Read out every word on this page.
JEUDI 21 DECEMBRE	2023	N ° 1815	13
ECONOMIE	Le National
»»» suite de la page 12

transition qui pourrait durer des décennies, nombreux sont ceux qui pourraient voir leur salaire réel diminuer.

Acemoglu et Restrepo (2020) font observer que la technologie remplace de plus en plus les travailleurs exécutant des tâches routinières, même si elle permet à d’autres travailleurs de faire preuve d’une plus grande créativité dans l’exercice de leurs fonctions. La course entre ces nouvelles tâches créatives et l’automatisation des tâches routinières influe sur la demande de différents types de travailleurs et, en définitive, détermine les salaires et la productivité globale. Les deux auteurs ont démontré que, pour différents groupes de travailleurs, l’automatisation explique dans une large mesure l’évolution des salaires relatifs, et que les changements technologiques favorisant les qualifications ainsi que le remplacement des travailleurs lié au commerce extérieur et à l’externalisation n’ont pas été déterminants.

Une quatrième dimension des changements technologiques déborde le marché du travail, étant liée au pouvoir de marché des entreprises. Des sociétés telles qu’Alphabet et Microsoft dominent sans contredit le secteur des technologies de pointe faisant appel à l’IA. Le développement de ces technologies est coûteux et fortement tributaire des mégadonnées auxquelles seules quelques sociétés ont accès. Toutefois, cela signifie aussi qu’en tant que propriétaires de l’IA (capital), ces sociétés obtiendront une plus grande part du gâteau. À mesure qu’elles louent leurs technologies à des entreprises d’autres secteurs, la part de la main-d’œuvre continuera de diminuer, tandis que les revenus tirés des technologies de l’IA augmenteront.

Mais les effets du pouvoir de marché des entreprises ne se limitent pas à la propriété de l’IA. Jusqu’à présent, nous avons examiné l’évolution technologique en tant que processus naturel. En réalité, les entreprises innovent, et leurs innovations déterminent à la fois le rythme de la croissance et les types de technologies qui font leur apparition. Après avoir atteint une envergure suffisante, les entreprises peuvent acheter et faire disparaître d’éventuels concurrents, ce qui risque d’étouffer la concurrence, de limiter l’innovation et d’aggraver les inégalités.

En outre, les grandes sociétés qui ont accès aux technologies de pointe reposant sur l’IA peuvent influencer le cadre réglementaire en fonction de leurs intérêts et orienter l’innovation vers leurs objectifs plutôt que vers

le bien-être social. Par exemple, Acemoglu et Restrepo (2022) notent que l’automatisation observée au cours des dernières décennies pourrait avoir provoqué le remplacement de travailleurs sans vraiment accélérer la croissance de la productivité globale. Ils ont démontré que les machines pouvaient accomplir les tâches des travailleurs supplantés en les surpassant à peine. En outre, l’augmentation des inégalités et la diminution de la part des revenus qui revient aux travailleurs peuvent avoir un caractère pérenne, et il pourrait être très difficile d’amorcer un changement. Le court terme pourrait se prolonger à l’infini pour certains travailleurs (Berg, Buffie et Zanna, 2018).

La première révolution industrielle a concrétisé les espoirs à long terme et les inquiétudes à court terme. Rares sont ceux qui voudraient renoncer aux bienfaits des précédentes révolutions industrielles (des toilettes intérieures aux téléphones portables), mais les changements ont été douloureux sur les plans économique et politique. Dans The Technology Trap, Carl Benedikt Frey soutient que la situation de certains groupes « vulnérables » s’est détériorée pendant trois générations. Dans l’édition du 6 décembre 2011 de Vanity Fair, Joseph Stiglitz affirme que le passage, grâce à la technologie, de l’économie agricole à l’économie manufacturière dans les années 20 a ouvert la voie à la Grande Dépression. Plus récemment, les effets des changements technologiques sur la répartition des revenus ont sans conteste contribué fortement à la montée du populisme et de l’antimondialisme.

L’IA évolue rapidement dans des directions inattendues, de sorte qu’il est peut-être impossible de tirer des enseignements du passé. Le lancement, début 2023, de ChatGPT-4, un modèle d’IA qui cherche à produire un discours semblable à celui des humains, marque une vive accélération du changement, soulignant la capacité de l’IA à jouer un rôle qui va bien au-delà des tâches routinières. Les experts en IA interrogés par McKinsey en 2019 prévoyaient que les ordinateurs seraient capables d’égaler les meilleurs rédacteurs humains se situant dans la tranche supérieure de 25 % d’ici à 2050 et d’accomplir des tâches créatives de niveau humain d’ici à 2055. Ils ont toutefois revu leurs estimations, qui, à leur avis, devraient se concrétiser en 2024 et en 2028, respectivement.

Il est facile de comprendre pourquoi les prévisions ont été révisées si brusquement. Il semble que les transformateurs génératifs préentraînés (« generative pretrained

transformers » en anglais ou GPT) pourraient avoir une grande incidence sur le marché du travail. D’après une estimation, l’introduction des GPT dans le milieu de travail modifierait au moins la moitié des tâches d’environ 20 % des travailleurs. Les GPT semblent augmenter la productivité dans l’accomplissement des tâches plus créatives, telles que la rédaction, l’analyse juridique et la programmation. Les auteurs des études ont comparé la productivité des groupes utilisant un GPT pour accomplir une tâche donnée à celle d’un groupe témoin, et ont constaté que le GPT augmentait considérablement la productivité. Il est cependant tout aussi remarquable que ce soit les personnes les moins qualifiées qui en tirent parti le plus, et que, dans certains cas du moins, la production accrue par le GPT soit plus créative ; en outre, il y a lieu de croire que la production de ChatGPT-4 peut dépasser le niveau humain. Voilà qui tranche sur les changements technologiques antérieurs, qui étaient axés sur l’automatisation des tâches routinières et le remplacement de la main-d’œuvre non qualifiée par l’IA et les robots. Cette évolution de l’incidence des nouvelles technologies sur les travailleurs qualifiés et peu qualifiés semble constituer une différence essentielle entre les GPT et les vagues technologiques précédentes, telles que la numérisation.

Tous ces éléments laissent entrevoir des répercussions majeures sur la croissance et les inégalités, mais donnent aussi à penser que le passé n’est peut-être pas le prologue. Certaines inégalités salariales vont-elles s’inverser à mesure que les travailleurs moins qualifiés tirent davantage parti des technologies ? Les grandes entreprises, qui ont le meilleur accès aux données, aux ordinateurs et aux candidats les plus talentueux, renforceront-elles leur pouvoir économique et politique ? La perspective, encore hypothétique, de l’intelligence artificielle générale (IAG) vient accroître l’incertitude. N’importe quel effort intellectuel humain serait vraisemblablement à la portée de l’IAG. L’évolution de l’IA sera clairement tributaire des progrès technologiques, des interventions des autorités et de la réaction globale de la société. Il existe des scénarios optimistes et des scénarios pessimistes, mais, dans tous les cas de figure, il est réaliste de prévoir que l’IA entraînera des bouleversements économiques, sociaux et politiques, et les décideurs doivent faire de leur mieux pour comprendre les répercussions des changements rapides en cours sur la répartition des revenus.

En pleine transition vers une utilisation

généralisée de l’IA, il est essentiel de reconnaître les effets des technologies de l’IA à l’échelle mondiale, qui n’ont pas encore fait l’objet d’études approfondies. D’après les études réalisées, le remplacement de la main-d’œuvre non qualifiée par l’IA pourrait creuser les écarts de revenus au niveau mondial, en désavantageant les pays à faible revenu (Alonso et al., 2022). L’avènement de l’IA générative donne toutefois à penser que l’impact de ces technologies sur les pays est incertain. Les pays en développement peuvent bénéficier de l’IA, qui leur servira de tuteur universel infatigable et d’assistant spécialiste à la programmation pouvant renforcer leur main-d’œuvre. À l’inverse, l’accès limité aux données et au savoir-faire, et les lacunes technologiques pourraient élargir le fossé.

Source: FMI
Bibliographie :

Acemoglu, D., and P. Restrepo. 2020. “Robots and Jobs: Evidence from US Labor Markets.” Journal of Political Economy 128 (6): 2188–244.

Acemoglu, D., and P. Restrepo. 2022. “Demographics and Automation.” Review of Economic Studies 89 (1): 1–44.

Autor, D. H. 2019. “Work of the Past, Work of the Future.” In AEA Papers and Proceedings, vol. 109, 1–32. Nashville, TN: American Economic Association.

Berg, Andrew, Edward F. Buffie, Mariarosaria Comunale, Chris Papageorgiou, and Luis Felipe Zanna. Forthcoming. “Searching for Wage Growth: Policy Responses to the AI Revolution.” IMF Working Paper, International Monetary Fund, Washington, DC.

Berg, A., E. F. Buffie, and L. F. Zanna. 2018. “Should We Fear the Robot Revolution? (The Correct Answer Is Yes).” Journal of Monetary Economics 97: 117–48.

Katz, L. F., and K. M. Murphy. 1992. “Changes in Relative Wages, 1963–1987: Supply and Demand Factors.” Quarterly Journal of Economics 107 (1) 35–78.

*Exercise directions:* Copy every line above that includes the string "transition".

*Result:*
transition qui pourrait durer des décennies, nombreux sont ceux qui pourraient voir leur salaire réel diminuer.
En pleine transition vers une utilisation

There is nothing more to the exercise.